* _WORK TO COMPLETE_:
Each entry needs to be restated exactly as written.

* _Entries from a dataset_:
-- begin --

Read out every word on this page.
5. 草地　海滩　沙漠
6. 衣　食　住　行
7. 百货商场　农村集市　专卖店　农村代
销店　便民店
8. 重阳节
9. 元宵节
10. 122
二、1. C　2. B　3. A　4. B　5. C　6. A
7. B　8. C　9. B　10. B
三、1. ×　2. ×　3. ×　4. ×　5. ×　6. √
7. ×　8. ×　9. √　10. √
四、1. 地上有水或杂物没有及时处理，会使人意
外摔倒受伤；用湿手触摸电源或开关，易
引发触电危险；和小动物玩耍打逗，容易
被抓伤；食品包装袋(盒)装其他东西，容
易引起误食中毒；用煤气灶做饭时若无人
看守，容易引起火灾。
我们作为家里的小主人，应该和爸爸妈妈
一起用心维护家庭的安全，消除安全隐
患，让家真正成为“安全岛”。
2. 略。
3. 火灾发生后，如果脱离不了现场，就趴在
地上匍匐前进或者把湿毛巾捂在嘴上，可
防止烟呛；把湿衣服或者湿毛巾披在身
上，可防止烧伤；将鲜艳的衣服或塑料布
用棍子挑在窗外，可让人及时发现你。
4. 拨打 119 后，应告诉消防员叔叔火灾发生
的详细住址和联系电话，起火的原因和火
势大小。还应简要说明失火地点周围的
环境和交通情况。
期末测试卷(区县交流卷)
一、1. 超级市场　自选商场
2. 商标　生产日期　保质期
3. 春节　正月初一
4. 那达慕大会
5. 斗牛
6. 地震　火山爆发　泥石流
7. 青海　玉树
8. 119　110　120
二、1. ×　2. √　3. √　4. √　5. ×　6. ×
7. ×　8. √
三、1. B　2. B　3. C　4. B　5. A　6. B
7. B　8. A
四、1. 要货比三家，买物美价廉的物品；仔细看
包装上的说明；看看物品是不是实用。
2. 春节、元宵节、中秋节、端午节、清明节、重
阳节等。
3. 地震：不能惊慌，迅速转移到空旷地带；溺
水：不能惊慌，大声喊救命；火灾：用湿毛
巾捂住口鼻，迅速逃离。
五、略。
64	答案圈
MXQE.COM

-- end --

* _EXPECTED ANSWER_:
Read out every word on this page.
5. 草地　海滩　沙漠
6. 衣　食　住　行
7. 百货商场　农村集市　专卖店　农村代
销店　便民店
8. 重阳节
9. 元宵节
10. 122
二、1. C　2. B　3. A　4. B　5. C　6. A
7. B　8. C　9. B　10. B
三、1. ×　2. ×　3. ×　4. ×　5. ×　6. √
7. ×　8. ×　9. √　10. √
四、1. 地上有水或杂物没有及时处理，会使人意
外摔倒受伤；用湿手触摸电源或开关，易
引发触电危险；和小动物玩耍打逗，容易
被抓伤；食品包装袋(盒)装其他东西，容
易引起误食中毒；用煤气灶做饭时若无人
看守，容易引起火灾。
我们作为家里的小主人，应该和爸爸妈妈
一起用心维护家庭的安全，消除安全隐
患，让家真正成为“安全岛”。
2. 略。
3. 火灾发生后，如果脱离不了现场，就趴在
地上匍匐前进或者把湿毛巾捂在嘴上，可
防止烟呛；把湿衣服或者湿毛巾披在身
上，可防止烧伤；将鲜艳的衣服或塑料布
用棍子挑在窗外，可让人及时发现你。
4. 拨打 119 后，应告诉消防员叔叔火灾发生
的详细住址和联系电话，起火的原因和火
势大小。还应简要说明失火地点周围的
环境和交通情况。
期末测试卷(区县交流卷)
一、1. 超级市场　自选商场
2. 商标　生产日期　保质期
3. 春节　正月初一
4. 那达慕大会
5. 斗牛
6. 地震　火山爆发　泥石流
7. 青海　玉树
8. 119　110　120
二、1. ×　2. √　3. √　4. √　5. ×　6. ×
7. ×　8. √
三、1. B　2. B　3. C　4. B　5. A　6. B
7. B　8. A
四、1. 要货比三家，买物美价廉的物品；仔细看
包装上的说明；看看物品是不是实用。
2. 春节、元宵节、中秋节、端午节、清明节、重
阳节等。
3. 地震：不能惊慌，迅速转移到空旷地带；溺
水：不能惊慌，大声喊救命；火灾：用湿毛
巾捂住口鼻，迅速逃离。
五、略。
64	答案圈
MXQE.COM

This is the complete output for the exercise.